--- INFORMATION PROVIDED ---

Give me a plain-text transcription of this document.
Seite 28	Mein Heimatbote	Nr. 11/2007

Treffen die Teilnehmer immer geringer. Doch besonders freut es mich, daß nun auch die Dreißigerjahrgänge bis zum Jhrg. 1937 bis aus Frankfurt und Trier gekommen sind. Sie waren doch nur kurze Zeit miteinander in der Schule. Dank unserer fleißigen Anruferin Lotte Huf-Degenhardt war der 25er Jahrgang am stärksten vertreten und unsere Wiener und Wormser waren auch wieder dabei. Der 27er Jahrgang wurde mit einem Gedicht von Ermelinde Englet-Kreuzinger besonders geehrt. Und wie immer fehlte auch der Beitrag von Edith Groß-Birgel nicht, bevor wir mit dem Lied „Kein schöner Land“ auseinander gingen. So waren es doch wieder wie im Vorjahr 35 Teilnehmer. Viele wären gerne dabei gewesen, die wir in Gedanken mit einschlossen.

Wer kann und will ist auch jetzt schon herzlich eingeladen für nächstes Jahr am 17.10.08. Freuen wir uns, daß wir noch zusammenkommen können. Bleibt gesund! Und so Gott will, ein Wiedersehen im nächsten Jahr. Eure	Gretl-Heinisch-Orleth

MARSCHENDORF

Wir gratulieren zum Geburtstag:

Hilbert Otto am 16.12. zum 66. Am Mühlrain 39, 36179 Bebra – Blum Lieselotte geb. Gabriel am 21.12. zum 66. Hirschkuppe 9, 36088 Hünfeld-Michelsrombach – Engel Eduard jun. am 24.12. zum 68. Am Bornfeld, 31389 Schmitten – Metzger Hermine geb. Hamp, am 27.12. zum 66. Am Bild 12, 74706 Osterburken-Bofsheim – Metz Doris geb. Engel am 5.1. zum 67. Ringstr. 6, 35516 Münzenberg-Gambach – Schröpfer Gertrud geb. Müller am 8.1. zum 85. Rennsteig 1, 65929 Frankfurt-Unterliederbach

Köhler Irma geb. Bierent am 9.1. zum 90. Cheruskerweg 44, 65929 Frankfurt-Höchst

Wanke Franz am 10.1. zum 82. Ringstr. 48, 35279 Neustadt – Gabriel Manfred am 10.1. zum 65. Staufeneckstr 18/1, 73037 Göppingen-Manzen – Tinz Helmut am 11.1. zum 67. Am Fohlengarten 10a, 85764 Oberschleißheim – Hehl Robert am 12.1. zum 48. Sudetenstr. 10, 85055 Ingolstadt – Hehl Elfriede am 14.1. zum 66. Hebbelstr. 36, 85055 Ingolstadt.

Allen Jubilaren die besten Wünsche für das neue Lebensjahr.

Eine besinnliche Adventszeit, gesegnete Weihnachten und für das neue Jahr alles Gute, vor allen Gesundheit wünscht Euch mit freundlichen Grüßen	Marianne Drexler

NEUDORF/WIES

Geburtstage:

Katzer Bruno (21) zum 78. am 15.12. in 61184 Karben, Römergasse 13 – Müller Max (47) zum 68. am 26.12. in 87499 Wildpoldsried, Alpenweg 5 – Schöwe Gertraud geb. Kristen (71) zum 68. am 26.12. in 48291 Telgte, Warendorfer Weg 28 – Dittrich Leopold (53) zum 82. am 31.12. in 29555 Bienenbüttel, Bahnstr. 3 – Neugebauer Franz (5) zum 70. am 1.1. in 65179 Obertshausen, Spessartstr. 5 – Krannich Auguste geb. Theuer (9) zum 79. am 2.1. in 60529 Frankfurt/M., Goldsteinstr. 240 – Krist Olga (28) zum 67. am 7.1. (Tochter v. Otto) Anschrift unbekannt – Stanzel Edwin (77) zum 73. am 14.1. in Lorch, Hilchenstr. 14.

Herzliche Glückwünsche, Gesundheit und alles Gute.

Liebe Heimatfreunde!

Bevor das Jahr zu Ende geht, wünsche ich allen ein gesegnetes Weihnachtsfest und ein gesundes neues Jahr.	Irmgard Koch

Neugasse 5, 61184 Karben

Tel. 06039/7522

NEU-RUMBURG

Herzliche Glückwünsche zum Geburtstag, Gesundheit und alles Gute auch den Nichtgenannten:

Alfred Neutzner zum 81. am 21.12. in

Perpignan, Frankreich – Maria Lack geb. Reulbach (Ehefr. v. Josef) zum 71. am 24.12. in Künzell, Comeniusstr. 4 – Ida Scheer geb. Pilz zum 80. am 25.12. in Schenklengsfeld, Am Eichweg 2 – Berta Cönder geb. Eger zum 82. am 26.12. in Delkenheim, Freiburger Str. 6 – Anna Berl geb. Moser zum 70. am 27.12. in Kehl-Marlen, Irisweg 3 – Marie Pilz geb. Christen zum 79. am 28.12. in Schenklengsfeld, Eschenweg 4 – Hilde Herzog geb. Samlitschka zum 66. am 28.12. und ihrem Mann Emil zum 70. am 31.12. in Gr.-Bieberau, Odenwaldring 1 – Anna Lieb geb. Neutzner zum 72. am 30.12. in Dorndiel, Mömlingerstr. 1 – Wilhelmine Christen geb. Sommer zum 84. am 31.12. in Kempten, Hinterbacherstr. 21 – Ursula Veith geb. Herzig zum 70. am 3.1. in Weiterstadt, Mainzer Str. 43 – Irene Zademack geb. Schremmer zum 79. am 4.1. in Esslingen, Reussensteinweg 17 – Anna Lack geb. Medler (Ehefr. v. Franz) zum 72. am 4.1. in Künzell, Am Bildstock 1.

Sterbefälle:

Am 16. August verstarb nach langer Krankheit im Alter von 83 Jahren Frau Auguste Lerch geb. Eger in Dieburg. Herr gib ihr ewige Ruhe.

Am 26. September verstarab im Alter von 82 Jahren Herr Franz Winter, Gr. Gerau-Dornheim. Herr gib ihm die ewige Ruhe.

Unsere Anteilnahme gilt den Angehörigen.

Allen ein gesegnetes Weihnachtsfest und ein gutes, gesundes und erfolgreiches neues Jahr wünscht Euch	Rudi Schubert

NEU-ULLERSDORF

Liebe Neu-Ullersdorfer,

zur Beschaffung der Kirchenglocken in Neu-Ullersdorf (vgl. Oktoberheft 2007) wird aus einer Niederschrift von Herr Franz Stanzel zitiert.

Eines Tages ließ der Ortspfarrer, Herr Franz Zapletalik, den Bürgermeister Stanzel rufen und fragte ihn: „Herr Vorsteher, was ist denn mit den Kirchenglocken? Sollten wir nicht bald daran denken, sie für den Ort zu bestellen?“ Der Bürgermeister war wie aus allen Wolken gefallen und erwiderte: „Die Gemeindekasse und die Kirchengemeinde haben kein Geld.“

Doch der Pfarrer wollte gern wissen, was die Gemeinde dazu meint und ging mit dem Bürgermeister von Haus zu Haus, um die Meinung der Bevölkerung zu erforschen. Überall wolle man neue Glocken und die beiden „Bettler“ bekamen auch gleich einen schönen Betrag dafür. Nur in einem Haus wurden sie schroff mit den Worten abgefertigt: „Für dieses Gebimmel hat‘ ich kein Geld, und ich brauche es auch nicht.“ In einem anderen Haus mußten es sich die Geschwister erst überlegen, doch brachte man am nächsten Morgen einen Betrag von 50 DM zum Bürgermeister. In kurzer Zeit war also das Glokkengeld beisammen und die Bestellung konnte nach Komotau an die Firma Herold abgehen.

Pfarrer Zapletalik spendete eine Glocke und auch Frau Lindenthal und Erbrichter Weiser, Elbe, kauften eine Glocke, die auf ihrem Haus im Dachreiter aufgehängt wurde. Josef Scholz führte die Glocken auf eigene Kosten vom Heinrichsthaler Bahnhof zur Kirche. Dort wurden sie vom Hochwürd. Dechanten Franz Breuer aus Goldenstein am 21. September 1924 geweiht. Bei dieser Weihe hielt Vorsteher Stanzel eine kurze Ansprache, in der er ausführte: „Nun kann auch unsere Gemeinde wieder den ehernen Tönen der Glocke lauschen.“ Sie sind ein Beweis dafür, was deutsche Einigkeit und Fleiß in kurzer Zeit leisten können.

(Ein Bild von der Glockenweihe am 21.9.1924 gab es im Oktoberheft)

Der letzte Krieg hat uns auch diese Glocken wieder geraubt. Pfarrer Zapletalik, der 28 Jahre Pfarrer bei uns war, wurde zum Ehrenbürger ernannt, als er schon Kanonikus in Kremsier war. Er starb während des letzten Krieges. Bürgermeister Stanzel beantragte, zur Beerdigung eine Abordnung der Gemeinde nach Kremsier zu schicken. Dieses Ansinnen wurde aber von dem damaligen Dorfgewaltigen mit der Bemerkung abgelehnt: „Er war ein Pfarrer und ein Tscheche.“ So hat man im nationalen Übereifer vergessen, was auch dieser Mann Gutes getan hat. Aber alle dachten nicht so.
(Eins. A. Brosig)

---

INSTRUCTIONS FOR THE TASK:
From the records above, pick out and copy each line holding the word "neues".

THE SOLUTION:
Bevor das Jahr zu Ende geht, wünsche ich allen ein gesegnetes Weihnachtsfest und ein gesundes neues Jahr.	Irmgard Koch
Allen ein gesegnetes Weihnachtsfest und ein gutes, gesundes und erfolgreiches neues Jahr wünscht Euch	Rudi Schubert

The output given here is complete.